------ REGISTROS DA TAREFA

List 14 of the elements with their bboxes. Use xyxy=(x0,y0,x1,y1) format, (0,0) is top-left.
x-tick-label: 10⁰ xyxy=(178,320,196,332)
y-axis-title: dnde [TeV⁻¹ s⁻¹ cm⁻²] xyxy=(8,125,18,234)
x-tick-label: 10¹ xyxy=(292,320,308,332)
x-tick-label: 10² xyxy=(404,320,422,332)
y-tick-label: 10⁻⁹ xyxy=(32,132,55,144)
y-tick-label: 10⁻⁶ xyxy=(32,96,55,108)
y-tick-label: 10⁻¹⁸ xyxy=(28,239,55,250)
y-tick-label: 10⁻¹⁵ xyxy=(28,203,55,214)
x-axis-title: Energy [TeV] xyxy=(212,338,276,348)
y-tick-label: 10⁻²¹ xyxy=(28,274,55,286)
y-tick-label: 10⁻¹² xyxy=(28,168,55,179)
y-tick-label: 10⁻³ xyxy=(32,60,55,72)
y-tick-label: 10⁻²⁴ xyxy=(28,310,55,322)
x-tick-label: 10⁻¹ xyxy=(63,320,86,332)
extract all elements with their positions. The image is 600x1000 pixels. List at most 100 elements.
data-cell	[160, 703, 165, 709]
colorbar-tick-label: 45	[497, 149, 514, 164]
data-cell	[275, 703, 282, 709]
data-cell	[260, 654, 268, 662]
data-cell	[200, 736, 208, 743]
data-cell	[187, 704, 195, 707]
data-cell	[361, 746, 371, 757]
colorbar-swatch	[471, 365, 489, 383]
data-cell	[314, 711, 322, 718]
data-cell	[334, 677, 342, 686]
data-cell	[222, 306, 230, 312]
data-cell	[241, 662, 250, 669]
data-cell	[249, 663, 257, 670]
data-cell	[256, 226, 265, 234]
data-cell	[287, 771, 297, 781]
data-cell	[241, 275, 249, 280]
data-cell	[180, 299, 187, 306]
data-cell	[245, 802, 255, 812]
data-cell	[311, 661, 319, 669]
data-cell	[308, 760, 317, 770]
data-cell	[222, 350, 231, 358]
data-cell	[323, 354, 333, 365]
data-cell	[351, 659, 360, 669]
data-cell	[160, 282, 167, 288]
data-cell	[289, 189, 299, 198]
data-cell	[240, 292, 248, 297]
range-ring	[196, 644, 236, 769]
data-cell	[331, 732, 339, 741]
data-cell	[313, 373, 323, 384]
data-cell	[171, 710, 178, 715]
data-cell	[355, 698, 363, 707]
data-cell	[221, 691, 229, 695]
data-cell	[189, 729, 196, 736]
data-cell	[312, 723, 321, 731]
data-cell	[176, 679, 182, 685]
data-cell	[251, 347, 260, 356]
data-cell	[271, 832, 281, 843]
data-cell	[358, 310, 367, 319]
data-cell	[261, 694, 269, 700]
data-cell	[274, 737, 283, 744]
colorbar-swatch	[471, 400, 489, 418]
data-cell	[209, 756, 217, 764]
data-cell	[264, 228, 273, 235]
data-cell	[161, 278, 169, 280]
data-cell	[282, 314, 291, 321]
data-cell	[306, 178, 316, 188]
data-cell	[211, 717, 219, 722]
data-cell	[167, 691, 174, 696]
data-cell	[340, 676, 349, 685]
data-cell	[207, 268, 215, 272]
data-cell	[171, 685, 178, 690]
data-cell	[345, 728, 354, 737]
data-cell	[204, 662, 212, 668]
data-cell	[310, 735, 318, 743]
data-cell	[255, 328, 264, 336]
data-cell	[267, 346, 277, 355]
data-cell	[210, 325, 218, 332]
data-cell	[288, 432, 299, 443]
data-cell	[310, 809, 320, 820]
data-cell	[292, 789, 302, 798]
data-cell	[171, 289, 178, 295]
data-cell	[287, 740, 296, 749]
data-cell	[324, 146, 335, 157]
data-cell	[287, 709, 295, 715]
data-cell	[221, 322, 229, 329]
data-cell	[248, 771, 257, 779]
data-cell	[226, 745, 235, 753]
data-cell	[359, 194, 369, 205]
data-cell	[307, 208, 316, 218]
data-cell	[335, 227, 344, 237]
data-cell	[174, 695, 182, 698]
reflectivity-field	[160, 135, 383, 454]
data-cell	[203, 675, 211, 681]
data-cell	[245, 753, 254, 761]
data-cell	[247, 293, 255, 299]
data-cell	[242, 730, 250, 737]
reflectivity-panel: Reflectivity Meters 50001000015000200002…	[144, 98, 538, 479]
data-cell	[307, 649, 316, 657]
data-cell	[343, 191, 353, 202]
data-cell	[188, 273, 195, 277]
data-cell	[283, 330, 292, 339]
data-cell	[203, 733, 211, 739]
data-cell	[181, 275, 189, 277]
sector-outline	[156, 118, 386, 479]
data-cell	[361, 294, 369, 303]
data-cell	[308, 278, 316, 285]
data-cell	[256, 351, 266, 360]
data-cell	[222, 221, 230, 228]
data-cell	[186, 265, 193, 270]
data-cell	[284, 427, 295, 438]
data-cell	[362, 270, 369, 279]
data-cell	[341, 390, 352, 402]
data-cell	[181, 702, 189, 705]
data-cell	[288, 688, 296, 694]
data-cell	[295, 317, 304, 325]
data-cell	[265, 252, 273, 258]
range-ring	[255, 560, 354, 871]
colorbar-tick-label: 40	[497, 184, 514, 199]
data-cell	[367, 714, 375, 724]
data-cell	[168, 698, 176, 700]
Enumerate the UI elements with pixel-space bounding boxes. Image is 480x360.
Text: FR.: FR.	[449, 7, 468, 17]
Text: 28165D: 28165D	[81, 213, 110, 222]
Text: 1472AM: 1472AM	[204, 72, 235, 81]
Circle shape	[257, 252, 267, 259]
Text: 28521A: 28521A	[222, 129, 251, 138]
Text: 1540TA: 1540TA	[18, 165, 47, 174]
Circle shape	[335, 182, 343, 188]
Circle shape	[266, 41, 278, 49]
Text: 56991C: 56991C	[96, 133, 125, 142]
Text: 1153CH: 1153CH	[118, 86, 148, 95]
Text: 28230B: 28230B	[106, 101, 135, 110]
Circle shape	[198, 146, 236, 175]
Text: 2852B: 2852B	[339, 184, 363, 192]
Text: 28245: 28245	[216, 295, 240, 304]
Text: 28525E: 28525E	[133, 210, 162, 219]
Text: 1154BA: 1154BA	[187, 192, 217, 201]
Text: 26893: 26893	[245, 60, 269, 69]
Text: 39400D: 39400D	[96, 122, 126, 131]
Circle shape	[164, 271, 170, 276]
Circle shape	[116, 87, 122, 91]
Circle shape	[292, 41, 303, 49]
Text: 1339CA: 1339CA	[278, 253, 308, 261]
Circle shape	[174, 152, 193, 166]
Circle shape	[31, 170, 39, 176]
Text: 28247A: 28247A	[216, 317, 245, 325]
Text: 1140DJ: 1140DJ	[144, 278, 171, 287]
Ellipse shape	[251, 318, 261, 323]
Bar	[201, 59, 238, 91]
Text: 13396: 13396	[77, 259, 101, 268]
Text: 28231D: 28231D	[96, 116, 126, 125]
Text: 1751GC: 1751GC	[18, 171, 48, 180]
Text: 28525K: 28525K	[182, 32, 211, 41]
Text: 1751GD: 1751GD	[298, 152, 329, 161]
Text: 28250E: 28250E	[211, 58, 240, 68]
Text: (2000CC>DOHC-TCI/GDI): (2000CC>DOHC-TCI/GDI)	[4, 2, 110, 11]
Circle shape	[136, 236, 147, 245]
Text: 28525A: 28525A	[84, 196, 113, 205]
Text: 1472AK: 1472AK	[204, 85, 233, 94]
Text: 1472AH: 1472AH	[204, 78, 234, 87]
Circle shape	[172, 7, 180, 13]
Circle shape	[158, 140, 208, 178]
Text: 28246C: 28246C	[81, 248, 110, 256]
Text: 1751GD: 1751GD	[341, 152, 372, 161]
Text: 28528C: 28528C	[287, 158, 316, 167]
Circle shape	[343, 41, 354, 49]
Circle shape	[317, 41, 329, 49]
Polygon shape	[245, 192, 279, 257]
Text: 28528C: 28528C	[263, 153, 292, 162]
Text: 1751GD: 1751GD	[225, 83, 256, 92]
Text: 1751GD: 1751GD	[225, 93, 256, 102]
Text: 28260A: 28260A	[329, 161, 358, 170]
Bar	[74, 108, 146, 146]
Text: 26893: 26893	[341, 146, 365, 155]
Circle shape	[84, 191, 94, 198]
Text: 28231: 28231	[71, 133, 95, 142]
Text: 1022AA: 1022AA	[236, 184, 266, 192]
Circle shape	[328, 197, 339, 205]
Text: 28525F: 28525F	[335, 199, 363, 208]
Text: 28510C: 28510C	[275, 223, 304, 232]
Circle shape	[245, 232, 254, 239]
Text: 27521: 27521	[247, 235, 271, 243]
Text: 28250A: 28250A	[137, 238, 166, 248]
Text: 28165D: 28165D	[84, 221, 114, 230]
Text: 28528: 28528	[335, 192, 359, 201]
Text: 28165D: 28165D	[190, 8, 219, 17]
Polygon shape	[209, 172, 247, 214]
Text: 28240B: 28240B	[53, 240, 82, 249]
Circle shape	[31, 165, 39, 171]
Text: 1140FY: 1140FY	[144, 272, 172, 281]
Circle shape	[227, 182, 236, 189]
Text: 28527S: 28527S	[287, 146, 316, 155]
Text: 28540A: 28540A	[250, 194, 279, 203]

------------

**ENUNCIADO DO EXERCÍCIO**
Por favor, reproduza sem alterações o trecho que vai do início dos registros até a linha que contém "x-tick-label: 10² xyxy=(404,320,422,332)", incluindo essa linha.

**SOLUÇÃO DA TAREFA**
List 14 of the elements with their bboxes. Use xyxy=(x0,y0,x1,y1) format, (0,0) is top-left.
x-tick-label: 10⁰ xyxy=(178,320,196,332)
y-axis-title: dnde [TeV⁻¹ s⁻¹ cm⁻²] xyxy=(8,125,18,234)
x-tick-label: 10¹ xyxy=(292,320,308,332)
x-tick-label: 10² xyxy=(404,320,422,332)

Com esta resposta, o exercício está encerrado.